> [TASK DIRECTIONS]:
Below is a block of records; return all of them exactly, but without the images.

> [EXTRACTED INFORMATION]:
--- start ---
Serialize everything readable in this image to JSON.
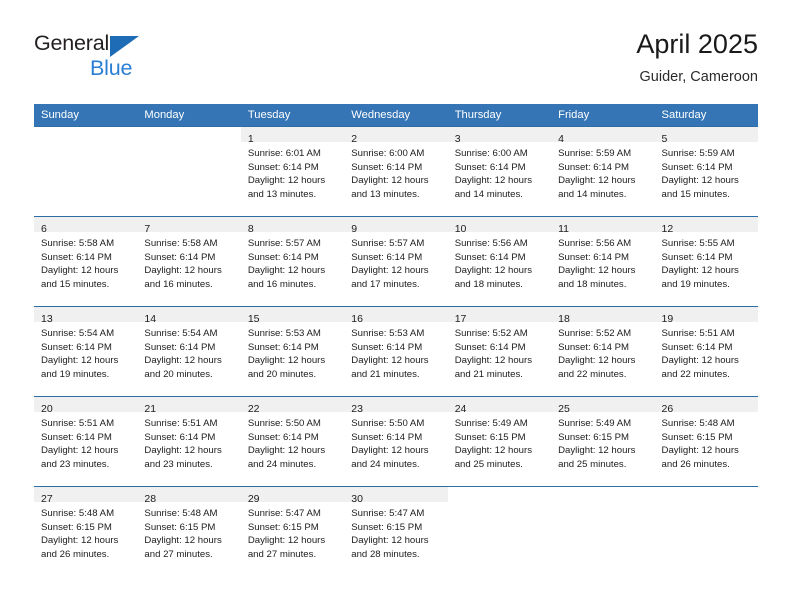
{
  "brand": {
    "line1": "General",
    "line2": "Blue",
    "triangle_color": "#1d6cb5",
    "text_color": "#231f20",
    "blue_text_color": "#2a7fd4"
  },
  "header": {
    "title": "April 2025",
    "subtitle": "Guider, Cameroon"
  },
  "theme": {
    "header_bg": "#3575b5",
    "week_divider": "#2e6da4",
    "daynum_band_bg": "#f0f0f0"
  },
  "weekdays": [
    "Sunday",
    "Monday",
    "Tuesday",
    "Wednesday",
    "Thursday",
    "Friday",
    "Saturday"
  ],
  "weeks": [
    [
      {
        "day": "",
        "lines": [
          "",
          "",
          "",
          ""
        ]
      },
      {
        "day": "",
        "lines": [
          "",
          "",
          "",
          ""
        ]
      },
      {
        "day": "1",
        "lines": [
          "Sunrise: 6:01 AM",
          "Sunset: 6:14 PM",
          "Daylight: 12 hours",
          "and 13 minutes."
        ]
      },
      {
        "day": "2",
        "lines": [
          "Sunrise: 6:00 AM",
          "Sunset: 6:14 PM",
          "Daylight: 12 hours",
          "and 13 minutes."
        ]
      },
      {
        "day": "3",
        "lines": [
          "Sunrise: 6:00 AM",
          "Sunset: 6:14 PM",
          "Daylight: 12 hours",
          "and 14 minutes."
        ]
      },
      {
        "day": "4",
        "lines": [
          "Sunrise: 5:59 AM",
          "Sunset: 6:14 PM",
          "Daylight: 12 hours",
          "and 14 minutes."
        ]
      },
      {
        "day": "5",
        "lines": [
          "Sunrise: 5:59 AM",
          "Sunset: 6:14 PM",
          "Daylight: 12 hours",
          "and 15 minutes."
        ]
      }
    ],
    [
      {
        "day": "6",
        "lines": [
          "Sunrise: 5:58 AM",
          "Sunset: 6:14 PM",
          "Daylight: 12 hours",
          "and 15 minutes."
        ]
      },
      {
        "day": "7",
        "lines": [
          "Sunrise: 5:58 AM",
          "Sunset: 6:14 PM",
          "Daylight: 12 hours",
          "and 16 minutes."
        ]
      },
      {
        "day": "8",
        "lines": [
          "Sunrise: 5:57 AM",
          "Sunset: 6:14 PM",
          "Daylight: 12 hours",
          "and 16 minutes."
        ]
      },
      {
        "day": "9",
        "lines": [
          "Sunrise: 5:57 AM",
          "Sunset: 6:14 PM",
          "Daylight: 12 hours",
          "and 17 minutes."
        ]
      },
      {
        "day": "10",
        "lines": [
          "Sunrise: 5:56 AM",
          "Sunset: 6:14 PM",
          "Daylight: 12 hours",
          "and 18 minutes."
        ]
      },
      {
        "day": "11",
        "lines": [
          "Sunrise: 5:56 AM",
          "Sunset: 6:14 PM",
          "Daylight: 12 hours",
          "and 18 minutes."
        ]
      },
      {
        "day": "12",
        "lines": [
          "Sunrise: 5:55 AM",
          "Sunset: 6:14 PM",
          "Daylight: 12 hours",
          "and 19 minutes."
        ]
      }
    ],
    [
      {
        "day": "13",
        "lines": [
          "Sunrise: 5:54 AM",
          "Sunset: 6:14 PM",
          "Daylight: 12 hours",
          "and 19 minutes."
        ]
      },
      {
        "day": "14",
        "lines": [
          "Sunrise: 5:54 AM",
          "Sunset: 6:14 PM",
          "Daylight: 12 hours",
          "and 20 minutes."
        ]
      },
      {
        "day": "15",
        "lines": [
          "Sunrise: 5:53 AM",
          "Sunset: 6:14 PM",
          "Daylight: 12 hours",
          "and 20 minutes."
        ]
      },
      {
        "day": "16",
        "lines": [
          "Sunrise: 5:53 AM",
          "Sunset: 6:14 PM",
          "Daylight: 12 hours",
          "and 21 minutes."
        ]
      },
      {
        "day": "17",
        "lines": [
          "Sunrise: 5:52 AM",
          "Sunset: 6:14 PM",
          "Daylight: 12 hours",
          "and 21 minutes."
        ]
      },
      {
        "day": "18",
        "lines": [
          "Sunrise: 5:52 AM",
          "Sunset: 6:14 PM",
          "Daylight: 12 hours",
          "and 22 minutes."
        ]
      },
      {
        "day": "19",
        "lines": [
          "Sunrise: 5:51 AM",
          "Sunset: 6:14 PM",
          "Daylight: 12 hours",
          "and 22 minutes."
        ]
      }
    ],
    [
      {
        "day": "20",
        "lines": [
          "Sunrise: 5:51 AM",
          "Sunset: 6:14 PM",
          "Daylight: 12 hours",
          "and 23 minutes."
        ]
      },
      {
        "day": "21",
        "lines": [
          "Sunrise: 5:51 AM",
          "Sunset: 6:14 PM",
          "Daylight: 12 hours",
          "and 23 minutes."
        ]
      },
      {
        "day": "22",
        "lines": [
          "Sunrise: 5:50 AM",
          "Sunset: 6:14 PM",
          "Daylight: 12 hours",
          "and 24 minutes."
        ]
      },
      {
        "day": "23",
        "lines": [
          "Sunrise: 5:50 AM",
          "Sunset: 6:14 PM",
          "Daylight: 12 hours",
          "and 24 minutes."
        ]
      },
      {
        "day": "24",
        "lines": [
          "Sunrise: 5:49 AM",
          "Sunset: 6:15 PM",
          "Daylight: 12 hours",
          "and 25 minutes."
        ]
      },
      {
        "day": "25",
        "lines": [
          "Sunrise: 5:49 AM",
          "Sunset: 6:15 PM",
          "Daylight: 12 hours",
          "and 25 minutes."
        ]
      },
      {
        "day": "26",
        "lines": [
          "Sunrise: 5:48 AM",
          "Sunset: 6:15 PM",
          "Daylight: 12 hours",
          "and 26 minutes."
        ]
      }
    ],
    [
      {
        "day": "27",
        "lines": [
          "Sunrise: 5:48 AM",
          "Sunset: 6:15 PM",
          "Daylight: 12 hours",
          "and 26 minutes."
        ]
      },
      {
        "day": "28",
        "lines": [
          "Sunrise: 5:48 AM",
          "Sunset: 6:15 PM",
          "Daylight: 12 hours",
          "and 27 minutes."
        ]
      },
      {
        "day": "29",
        "lines": [
          "Sunrise: 5:47 AM",
          "Sunset: 6:15 PM",
          "Daylight: 12 hours",
          "and 27 minutes."
        ]
      },
      {
        "day": "30",
        "lines": [
          "Sunrise: 5:47 AM",
          "Sunset: 6:15 PM",
          "Daylight: 12 hours",
          "and 28 minutes."
        ]
      },
      {
        "day": "",
        "lines": [
          "",
          "",
          "",
          ""
        ]
      },
      {
        "day": "",
        "lines": [
          "",
          "",
          "",
          ""
        ]
      },
      {
        "day": "",
        "lines": [
          "",
          "",
          "",
          ""
        ]
      }
    ]
  ]
}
--- end ---
> [WRITTEN REPLY]:
Serialize everything readable in this image to JSON.
{
  "brand": {
    "line1": "General",
    "line2": "Blue",
    "triangle_color": "#1d6cb5",
    "text_color": "#231f20",
    "blue_text_color": "#2a7fd4"
  },
  "header": {
    "title": "April 2025",
    "subtitle": "Guider, Cameroon"
  },
  "theme": {
    "header_bg": "#3575b5",
    "week_divider": "#2e6da4",
    "daynum_band_bg": "#f0f0f0"
  },
  "weekdays": [
    "Sunday",
    "Monday",
    "Tuesday",
    "Wednesday",
    "Thursday",
    "Friday",
    "Saturday"
  ],
  "weeks": [
    [
      {
        "day": "",
        "lines": [
          "",
          "",
          "",
          ""
        ]
      },
      {
        "day": "",
        "lines": [
          "",
          "",
          "",
          ""
        ]
      },
      {
        "day": "1",
        "lines": [
          "Sunrise: 6:01 AM",
          "Sunset: 6:14 PM",
          "Daylight: 12 hours",
          "and 13 minutes."
        ]
      },
      {
        "day": "2",
        "lines": [
          "Sunrise: 6:00 AM",
          "Sunset: 6:14 PM",
          "Daylight: 12 hours",
          "and 13 minutes."
        ]
      },
      {
        "day": "3",
        "lines": [
          "Sunrise: 6:00 AM",
          "Sunset: 6:14 PM",
          "Daylight: 12 hours",
          "and 14 minutes."
        ]
      },
      {
        "day": "4",
        "lines": [
          "Sunrise: 5:59 AM",
          "Sunset: 6:14 PM",
          "Daylight: 12 hours",
          "and 14 minutes."
        ]
      },
      {
        "day": "5",
        "lines": [
          "Sunrise: 5:59 AM",
          "Sunset: 6:14 PM",
          "Daylight: 12 hours",
          "and 15 minutes."
        ]
      }
    ],
    [
      {
        "day": "6",
        "lines": [
          "Sunrise: 5:58 AM",
          "Sunset: 6:14 PM",
          "Daylight: 12 hours",
          "and 15 minutes."
        ]
      },
      {
        "day": "7",
        "lines": [
          "Sunrise: 5:58 AM",
          "Sunset: 6:14 PM",
          "Daylight: 12 hours",
          "and 16 minutes."
        ]
      },
      {
        "day": "8",
        "lines": [
          "Sunrise: 5:57 AM",
          "Sunset: 6:14 PM",
          "Daylight: 12 hours",
          "and 16 minutes."
        ]
      },
      {
        "day": "9",
        "lines": [
          "Sunrise: 5:57 AM",
          "Sunset: 6:14 PM",
          "Daylight: 12 hours",
          "and 17 minutes."
        ]
      },
      {
        "day": "10",
        "lines": [
          "Sunrise: 5:56 AM",
          "Sunset: 6:14 PM",
          "Daylight: 12 hours",
          "and 18 minutes."
        ]
      },
      {
        "day": "11",
        "lines": [
          "Sunrise: 5:56 AM",
          "Sunset: 6:14 PM",
          "Daylight: 12 hours",
          "and 18 minutes."
        ]
      },
      {
        "day": "12",
        "lines": [
          "Sunrise: 5:55 AM",
          "Sunset: 6:14 PM",
          "Daylight: 12 hours",
          "and 19 minutes."
        ]
      }
    ],
    [
      {
        "day": "13",
        "lines": [
          "Sunrise: 5:54 AM",
          "Sunset: 6:14 PM",
          "Daylight: 12 hours",
          "and 19 minutes."
        ]
      },
      {
        "day": "14",
        "lines": [
          "Sunrise: 5:54 AM",
          "Sunset: 6:14 PM",
          "Daylight: 12 hours",
          "and 20 minutes."
        ]
      },
      {
        "day": "15",
        "lines": [
          "Sunrise: 5:53 AM",
          "Sunset: 6:14 PM",
          "Daylight: 12 hours",
          "and 20 minutes."
        ]
      },
      {
        "day": "16",
        "lines": [
          "Sunrise: 5:53 AM",
          "Sunset: 6:14 PM",
          "Daylight: 12 hours",
          "and 21 minutes."
        ]
      },
      {
        "day": "17",
        "lines": [
          "Sunrise: 5:52 AM",
          "Sunset: 6:14 PM",
          "Daylight: 12 hours",
          "and 21 minutes."
        ]
      },
      {
        "day": "18",
        "lines": [
          "Sunrise: 5:52 AM",
          "Sunset: 6:14 PM",
          "Daylight: 12 hours",
          "and 22 minutes."
        ]
      },
      {
        "day": "19",
        "lines": [
          "Sunrise: 5:51 AM",
          "Sunset: 6:14 PM",
          "Daylight: 12 hours",
          "and 22 minutes."
        ]
      }
    ],
    [
      {
        "day": "20",
        "lines": [
          "Sunrise: 5:51 AM",
          "Sunset: 6:14 PM",
          "Daylight: 12 hours",
          "and 23 minutes."
        ]
      },
      {
        "day": "21",
        "lines": [
          "Sunrise: 5:51 AM",
          "Sunset: 6:14 PM",
          "Daylight: 12 hours",
          "and 23 minutes."
        ]
      },
      {
        "day": "22",
        "lines": [
          "Sunrise: 5:50 AM",
          "Sunset: 6:14 PM",
          "Daylight: 12 hours",
          "and 24 minutes."
        ]
      },
      {
        "day": "23",
        "lines": [
          "Sunrise: 5:50 AM",
          "Sunset: 6:14 PM",
          "Daylight: 12 hours",
          "and 24 minutes."
        ]
      },
      {
        "day": "24",
        "lines": [
          "Sunrise: 5:49 AM",
          "Sunset: 6:15 PM",
          "Daylight: 12 hours",
          "and 25 minutes."
        ]
      },
      {
        "day": "25",
        "lines": [
          "Sunrise: 5:49 AM",
          "Sunset: 6:15 PM",
          "Daylight: 12 hours",
          "and 25 minutes."
        ]
      },
      {
        "day": "26",
        "lines": [
          "Sunrise: 5:48 AM",
          "Sunset: 6:15 PM",
          "Daylight: 12 hours",
          "and 26 minutes."
        ]
      }
    ],
    [
      {
        "day": "27",
        "lines": [
          "Sunrise: 5:48 AM",
          "Sunset: 6:15 PM",
          "Daylight: 12 hours",
          "and 26 minutes."
        ]
      },
      {
        "day": "28",
        "lines": [
          "Sunrise: 5:48 AM",
          "Sunset: 6:15 PM",
          "Daylight: 12 hours",
          "and 27 minutes."
        ]
      },
      {
        "day": "29",
        "lines": [
          "Sunrise: 5:47 AM",
          "Sunset: 6:15 PM",
          "Daylight: 12 hours",
          "and 27 minutes."
        ]
      },
      {
        "day": "30",
        "lines": [
          "Sunrise: 5:47 AM",
          "Sunset: 6:15 PM",
          "Daylight: 12 hours",
          "and 28 minutes."
        ]
      },
      {
        "day": "",
        "lines": [
          "",
          "",
          "",
          ""
        ]
      },
      {
        "day": "",
        "lines": [
          "",
          "",
          "",
          ""
        ]
      },
      {
        "day": "",
        "lines": [
          "",
          "",
          "",
          ""
        ]
      }
    ]
  ]
}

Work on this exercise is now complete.